**Your instructions**
Copy each record exactly as it reads, leaving out any pictures it holds.
<<<<
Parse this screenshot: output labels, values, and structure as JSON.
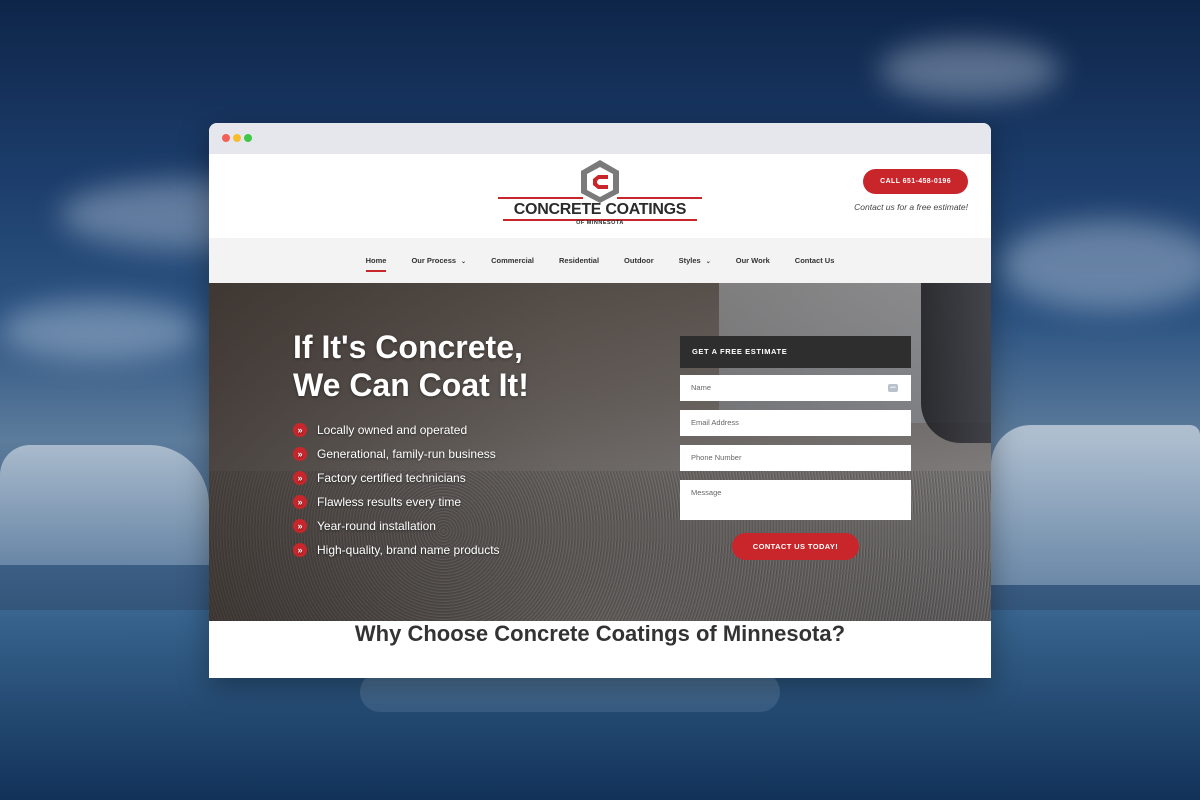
{
  "window": {
    "controls": [
      "close",
      "minimize",
      "maximize"
    ]
  },
  "header": {
    "logo": {
      "name": "CONCRETE COATINGS",
      "sub": "OF MINNESOTA",
      "icon": "c-hexagon-logo"
    },
    "call_button": "CALL 651-458-0196",
    "call_note": "Contact us for a free estimate!"
  },
  "nav": {
    "items": [
      {
        "label": "Home",
        "active": true
      },
      {
        "label": "Our Process",
        "dropdown": true
      },
      {
        "label": "Commercial"
      },
      {
        "label": "Residential"
      },
      {
        "label": "Outdoor"
      },
      {
        "label": "Styles",
        "dropdown": true
      },
      {
        "label": "Our Work"
      },
      {
        "label": "Contact Us"
      }
    ]
  },
  "hero": {
    "headline_line1": "If It's Concrete,",
    "headline_line2": "We Can Coat It!",
    "features": [
      "Locally owned and operated",
      "Generational, family-run business",
      "Factory certified technicians",
      "Flawless results every time",
      "Year-round installation",
      "High-quality, brand name products"
    ]
  },
  "form": {
    "title": "GET A FREE ESTIMATE",
    "name_placeholder": "Name",
    "email_placeholder": "Email Address",
    "phone_placeholder": "Phone Number",
    "message_placeholder": "Message",
    "submit": "CONTACT US TODAY!"
  },
  "section": {
    "title": "Why Choose Concrete Coatings of Minnesota?"
  },
  "colors": {
    "accent": "#c8262b",
    "dark": "#2e2e2e"
  }
}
>>>>
**Full response**
Parse this screenshot: output labels, values, and structure as JSON.
{
  "window": {
    "controls": [
      "close",
      "minimize",
      "maximize"
    ]
  },
  "header": {
    "logo": {
      "name": "CONCRETE COATINGS",
      "sub": "OF MINNESOTA",
      "icon": "c-hexagon-logo"
    },
    "call_button": "CALL 651-458-0196",
    "call_note": "Contact us for a free estimate!"
  },
  "nav": {
    "items": [
      {
        "label": "Home",
        "active": true
      },
      {
        "label": "Our Process",
        "dropdown": true
      },
      {
        "label": "Commercial"
      },
      {
        "label": "Residential"
      },
      {
        "label": "Outdoor"
      },
      {
        "label": "Styles",
        "dropdown": true
      },
      {
        "label": "Our Work"
      },
      {
        "label": "Contact Us"
      }
    ]
  },
  "hero": {
    "headline_line1": "If It's Concrete,",
    "headline_line2": "We Can Coat It!",
    "features": [
      "Locally owned and operated",
      "Generational, family-run business",
      "Factory certified technicians",
      "Flawless results every time",
      "Year-round installation",
      "High-quality, brand name products"
    ]
  },
  "form": {
    "title": "GET A FREE ESTIMATE",
    "name_placeholder": "Name",
    "email_placeholder": "Email Address",
    "phone_placeholder": "Phone Number",
    "message_placeholder": "Message",
    "submit": "CONTACT US TODAY!"
  },
  "section": {
    "title": "Why Choose Concrete Coatings of Minnesota?"
  },
  "colors": {
    "accent": "#c8262b",
    "dark": "#2e2e2e"
  }
}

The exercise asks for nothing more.